Testbericht: Control

PC-Version, getestet von Timo Schmidt am

Spätestens seit Quantum Break im Jahre 2016 erschien, ist vielen Spielern klar: Das Entwicklerstudio Remedy hat es auf wirre, spannende Storylines und Settings abgesehen. Schon das Zeitreise-Abenteuer, das unsere Entscheidungen in einer dazugehörenden Life-Action-Serie reflektierte, erhielt wegen technischer Probleme leider durchschnittliche Wertungen – wurde von Fans jedoch geliebt.

Das neuste Spiel der Schmiede und dem Publisher 505 Games – Control – geht neue Wege und wird von Beginn an als waschechtes Metroidvania präsentiert. Das bedeutet konkret: Die Spielwelt ist grundsätzlich umfangreich und offen erkundbar – verschiedene Passagen werden aber blockiert und können nach Erhalt neuer Spielerfähigkeiten überwunden werden. Das fördert den Erkundungsdrang und in Kombination mit einer durchdachten Narrative sorgt das für ein ziemlich glaubwürdiges und gleichermaßen motivierendes Gerüst.

Bereitgestellte Angaben:
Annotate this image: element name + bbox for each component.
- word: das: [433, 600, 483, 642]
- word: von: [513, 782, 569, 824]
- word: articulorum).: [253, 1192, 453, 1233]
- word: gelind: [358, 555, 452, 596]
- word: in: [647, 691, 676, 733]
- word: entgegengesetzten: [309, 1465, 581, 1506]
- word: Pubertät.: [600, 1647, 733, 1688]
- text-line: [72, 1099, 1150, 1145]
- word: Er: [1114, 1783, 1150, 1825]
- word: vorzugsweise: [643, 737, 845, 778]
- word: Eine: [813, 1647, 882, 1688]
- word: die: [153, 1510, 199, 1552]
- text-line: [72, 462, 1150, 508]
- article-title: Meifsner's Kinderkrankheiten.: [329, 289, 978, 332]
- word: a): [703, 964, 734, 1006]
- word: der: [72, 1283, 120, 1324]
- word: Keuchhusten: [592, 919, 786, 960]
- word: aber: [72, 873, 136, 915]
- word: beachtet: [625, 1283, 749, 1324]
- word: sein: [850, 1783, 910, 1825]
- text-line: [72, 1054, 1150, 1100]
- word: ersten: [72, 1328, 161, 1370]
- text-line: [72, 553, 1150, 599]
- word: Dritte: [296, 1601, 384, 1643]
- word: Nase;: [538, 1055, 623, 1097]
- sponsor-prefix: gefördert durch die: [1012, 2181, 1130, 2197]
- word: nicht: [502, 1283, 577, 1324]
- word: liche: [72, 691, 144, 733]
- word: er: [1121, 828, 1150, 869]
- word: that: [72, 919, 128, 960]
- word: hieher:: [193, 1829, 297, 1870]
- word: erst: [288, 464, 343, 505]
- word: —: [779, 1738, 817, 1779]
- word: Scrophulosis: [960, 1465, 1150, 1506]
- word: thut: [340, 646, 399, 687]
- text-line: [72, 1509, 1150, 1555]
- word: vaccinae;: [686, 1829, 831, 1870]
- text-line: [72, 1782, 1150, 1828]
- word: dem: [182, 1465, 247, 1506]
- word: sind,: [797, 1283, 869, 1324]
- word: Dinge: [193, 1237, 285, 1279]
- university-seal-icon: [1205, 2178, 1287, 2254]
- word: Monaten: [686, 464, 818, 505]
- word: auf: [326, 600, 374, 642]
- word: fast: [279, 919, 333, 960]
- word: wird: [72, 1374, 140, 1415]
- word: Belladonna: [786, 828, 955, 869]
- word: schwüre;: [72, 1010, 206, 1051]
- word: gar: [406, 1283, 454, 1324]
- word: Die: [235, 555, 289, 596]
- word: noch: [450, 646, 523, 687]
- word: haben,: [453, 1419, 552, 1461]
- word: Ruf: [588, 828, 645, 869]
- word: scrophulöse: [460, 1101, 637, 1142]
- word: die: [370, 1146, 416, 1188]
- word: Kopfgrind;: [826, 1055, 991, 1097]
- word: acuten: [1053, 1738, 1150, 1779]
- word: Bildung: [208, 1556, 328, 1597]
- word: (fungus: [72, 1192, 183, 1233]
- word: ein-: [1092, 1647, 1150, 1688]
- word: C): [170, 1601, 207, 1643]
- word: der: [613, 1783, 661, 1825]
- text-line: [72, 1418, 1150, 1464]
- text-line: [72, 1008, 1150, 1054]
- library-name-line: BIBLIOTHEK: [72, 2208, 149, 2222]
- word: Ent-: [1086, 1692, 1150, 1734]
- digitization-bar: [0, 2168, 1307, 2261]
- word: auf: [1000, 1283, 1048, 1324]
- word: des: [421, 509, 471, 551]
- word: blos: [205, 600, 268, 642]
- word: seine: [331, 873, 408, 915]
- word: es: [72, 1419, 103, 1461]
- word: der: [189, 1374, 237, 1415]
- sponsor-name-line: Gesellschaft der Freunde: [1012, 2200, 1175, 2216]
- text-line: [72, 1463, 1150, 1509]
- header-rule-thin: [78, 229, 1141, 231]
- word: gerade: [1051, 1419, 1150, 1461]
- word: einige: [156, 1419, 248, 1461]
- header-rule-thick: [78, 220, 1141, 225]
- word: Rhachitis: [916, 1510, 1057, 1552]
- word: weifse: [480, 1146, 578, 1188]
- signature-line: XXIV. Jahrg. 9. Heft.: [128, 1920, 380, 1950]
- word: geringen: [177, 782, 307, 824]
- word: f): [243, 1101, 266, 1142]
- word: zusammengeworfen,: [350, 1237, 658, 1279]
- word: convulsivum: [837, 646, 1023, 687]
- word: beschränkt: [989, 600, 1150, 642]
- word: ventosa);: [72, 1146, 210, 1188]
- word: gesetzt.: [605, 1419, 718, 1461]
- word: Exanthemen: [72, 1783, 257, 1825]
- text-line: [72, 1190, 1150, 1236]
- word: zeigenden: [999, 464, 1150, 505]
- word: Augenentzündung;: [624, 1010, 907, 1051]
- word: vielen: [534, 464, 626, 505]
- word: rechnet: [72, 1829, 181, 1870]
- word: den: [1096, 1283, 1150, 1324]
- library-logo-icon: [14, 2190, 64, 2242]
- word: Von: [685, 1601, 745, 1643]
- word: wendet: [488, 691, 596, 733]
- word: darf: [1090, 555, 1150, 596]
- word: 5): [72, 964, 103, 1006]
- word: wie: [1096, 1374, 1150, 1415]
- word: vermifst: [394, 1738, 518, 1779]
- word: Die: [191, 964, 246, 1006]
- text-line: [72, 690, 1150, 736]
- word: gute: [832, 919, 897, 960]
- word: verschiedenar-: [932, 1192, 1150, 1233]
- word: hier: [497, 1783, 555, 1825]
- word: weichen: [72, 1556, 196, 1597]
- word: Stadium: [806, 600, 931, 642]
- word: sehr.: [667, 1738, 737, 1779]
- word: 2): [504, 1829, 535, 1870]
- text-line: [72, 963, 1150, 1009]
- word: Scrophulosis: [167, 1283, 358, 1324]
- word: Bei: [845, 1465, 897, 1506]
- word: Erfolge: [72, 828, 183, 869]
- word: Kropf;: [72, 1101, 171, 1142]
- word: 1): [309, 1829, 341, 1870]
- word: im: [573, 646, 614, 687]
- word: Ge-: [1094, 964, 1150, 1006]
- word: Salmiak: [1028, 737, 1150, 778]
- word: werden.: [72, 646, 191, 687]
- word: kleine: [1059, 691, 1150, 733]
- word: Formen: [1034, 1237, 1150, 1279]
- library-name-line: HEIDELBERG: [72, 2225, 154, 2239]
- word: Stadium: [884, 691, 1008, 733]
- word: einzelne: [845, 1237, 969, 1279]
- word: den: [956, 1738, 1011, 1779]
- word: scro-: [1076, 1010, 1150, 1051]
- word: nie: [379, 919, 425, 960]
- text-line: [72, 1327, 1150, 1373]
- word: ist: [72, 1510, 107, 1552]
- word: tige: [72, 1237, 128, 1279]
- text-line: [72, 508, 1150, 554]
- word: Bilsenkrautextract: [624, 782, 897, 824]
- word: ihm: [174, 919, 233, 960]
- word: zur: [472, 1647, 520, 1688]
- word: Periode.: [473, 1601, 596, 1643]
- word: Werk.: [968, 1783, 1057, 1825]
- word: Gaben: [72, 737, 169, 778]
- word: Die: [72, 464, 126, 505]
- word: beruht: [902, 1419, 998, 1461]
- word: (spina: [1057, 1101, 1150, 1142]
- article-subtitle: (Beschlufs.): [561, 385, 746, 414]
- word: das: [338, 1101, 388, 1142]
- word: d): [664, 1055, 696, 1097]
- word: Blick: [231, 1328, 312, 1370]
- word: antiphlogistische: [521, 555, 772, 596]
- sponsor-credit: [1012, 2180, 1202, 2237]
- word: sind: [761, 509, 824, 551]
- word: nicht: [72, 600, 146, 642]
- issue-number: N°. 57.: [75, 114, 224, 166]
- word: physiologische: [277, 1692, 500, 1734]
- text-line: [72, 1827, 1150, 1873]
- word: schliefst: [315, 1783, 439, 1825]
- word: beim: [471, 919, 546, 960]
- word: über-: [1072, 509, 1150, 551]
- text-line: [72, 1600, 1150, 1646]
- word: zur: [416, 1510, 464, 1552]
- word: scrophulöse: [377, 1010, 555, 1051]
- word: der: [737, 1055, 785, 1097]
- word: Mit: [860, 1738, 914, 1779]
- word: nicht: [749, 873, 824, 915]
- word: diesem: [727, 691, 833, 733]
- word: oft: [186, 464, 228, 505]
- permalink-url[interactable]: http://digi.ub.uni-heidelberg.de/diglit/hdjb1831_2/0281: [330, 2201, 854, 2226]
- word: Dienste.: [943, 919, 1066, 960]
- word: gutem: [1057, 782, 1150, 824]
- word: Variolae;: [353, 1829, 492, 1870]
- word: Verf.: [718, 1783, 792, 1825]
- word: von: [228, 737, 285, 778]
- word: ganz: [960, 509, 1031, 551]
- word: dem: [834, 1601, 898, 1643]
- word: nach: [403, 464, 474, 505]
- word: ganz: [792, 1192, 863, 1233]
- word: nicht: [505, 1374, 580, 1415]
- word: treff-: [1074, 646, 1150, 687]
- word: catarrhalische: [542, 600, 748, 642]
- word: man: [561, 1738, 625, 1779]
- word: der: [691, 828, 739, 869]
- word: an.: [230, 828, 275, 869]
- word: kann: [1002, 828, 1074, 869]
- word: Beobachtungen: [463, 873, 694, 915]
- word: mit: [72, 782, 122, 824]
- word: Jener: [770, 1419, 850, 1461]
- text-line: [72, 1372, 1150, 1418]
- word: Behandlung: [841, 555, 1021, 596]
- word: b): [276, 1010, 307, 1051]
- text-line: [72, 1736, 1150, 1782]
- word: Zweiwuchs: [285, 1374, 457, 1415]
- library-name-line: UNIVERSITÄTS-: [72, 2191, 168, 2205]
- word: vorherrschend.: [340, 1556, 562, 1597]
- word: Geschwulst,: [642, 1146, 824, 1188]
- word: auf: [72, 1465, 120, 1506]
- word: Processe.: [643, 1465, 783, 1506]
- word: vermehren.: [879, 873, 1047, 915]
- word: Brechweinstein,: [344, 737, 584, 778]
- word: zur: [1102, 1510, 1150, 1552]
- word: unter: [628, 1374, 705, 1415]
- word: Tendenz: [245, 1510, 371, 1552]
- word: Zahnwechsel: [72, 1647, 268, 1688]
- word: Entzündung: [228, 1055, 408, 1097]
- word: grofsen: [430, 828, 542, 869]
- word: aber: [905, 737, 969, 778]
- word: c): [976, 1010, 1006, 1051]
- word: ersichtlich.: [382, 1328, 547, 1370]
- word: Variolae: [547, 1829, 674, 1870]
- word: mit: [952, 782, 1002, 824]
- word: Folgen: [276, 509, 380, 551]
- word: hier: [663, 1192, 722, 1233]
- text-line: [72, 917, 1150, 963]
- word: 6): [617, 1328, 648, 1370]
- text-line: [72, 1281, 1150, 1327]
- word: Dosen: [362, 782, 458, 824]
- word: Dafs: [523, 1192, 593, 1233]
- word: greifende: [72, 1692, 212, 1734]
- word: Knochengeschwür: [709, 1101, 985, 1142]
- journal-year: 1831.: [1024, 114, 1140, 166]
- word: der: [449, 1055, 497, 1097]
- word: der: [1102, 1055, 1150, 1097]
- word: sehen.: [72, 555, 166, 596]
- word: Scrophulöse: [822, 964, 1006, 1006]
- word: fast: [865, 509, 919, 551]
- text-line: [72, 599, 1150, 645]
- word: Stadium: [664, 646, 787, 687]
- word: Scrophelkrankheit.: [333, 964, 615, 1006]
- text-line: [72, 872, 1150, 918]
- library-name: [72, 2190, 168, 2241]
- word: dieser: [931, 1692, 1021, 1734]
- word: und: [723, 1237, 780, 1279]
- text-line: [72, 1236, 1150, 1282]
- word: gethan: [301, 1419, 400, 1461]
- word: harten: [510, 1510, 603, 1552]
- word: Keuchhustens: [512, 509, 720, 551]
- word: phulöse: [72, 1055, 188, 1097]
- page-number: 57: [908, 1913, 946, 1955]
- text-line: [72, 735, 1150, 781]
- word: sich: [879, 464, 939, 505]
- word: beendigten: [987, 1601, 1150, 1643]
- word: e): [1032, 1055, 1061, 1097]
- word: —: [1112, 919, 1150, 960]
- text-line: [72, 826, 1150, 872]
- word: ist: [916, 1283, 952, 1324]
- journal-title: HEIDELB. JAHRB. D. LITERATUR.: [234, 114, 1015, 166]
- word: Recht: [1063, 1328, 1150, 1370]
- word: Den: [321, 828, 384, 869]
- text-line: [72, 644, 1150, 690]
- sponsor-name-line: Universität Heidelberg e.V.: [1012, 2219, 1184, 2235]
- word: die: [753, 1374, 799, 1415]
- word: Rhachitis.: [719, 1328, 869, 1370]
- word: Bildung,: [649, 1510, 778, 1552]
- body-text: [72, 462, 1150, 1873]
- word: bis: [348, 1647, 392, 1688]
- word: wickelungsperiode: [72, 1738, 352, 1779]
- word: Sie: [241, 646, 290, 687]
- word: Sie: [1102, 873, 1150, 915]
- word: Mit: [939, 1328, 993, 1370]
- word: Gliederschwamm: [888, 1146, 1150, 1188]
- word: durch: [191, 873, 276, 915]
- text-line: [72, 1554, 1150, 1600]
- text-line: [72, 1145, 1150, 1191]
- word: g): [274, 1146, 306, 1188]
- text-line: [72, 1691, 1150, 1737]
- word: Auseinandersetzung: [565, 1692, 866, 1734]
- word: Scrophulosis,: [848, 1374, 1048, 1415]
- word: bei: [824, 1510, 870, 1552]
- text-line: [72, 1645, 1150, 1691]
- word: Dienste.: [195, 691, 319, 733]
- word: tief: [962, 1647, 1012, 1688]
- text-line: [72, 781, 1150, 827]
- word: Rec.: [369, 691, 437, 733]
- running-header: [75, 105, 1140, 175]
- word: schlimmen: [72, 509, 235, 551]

Aufgabenliste:
- 1) Gib den Testbericht zu Control vollständig und Wort für Wort wieder.
- 2) Zitiere aus den Datensätzen die Zeilen ab der ersten Zeile der Datensätze bis einschließlich der Zeile mit „- word: Keuchhusten: [592, 919, 786, 960]“.

Antworten je Aufgabe:
- 1)
Testbericht: Control

PC-Version, getestet von Timo Schmidt am

Spätestens seit Quantum Break im Jahre 2016 erschien, ist vielen Spielern klar: Das Entwicklerstudio Remedy hat es auf wirre, spannende Storylines und Settings abgesehen. Schon das Zeitreise-Abenteuer, das unsere Entscheidungen in einer dazugehörenden Life-Action-Serie reflektierte, erhielt wegen technischer Probleme leider durchschnittliche Wertungen – wurde von Fans jedoch geliebt.

Das neuste Spiel der Schmiede und dem Publisher 505 Games – Control – geht neue Wege und wird von Beginn an als waschechtes Metroidvania präsentiert. Das bedeutet konkret: Die Spielwelt ist grundsätzlich umfangreich und offen erkundbar – verschiedene Passagen werden aber blockiert und können nach Erhalt neuer Spielerfähigkeiten überwunden werden. Das fördert den Erkundungsdrang und in Kombination mit einer durchdachten Narrative sorgt das für ein ziemlich glaubwürdiges und gleichermaßen motivierendes Gerüst.

- 2)
Annotate this image: element name + bbox for each component.
- word: das: [433, 600, 483, 642]
- word: von: [513, 782, 569, 824]
- word: articulorum).: [253, 1192, 453, 1233]
- word: gelind: [358, 555, 452, 596]
- word: in: [647, 691, 676, 733]
- word: entgegengesetzten: [309, 1465, 581, 1506]
- word: Pubertät.: [600, 1647, 733, 1688]
- text-line: [72, 1099, 1150, 1145]
- word: Er: [1114, 1783, 1150, 1825]
- word: vorzugsweise: [643, 737, 845, 778]
- word: Eine: [813, 1647, 882, 1688]
- word: die: [153, 1510, 199, 1552]
- text-line: [72, 462, 1150, 508]
- article-title: Meifsner's Kinderkrankheiten.: [329, 289, 978, 332]
- word: a): [703, 964, 734, 1006]
- word: der: [72, 1283, 120, 1324]
- word: Keuchhusten: [592, 919, 786, 960]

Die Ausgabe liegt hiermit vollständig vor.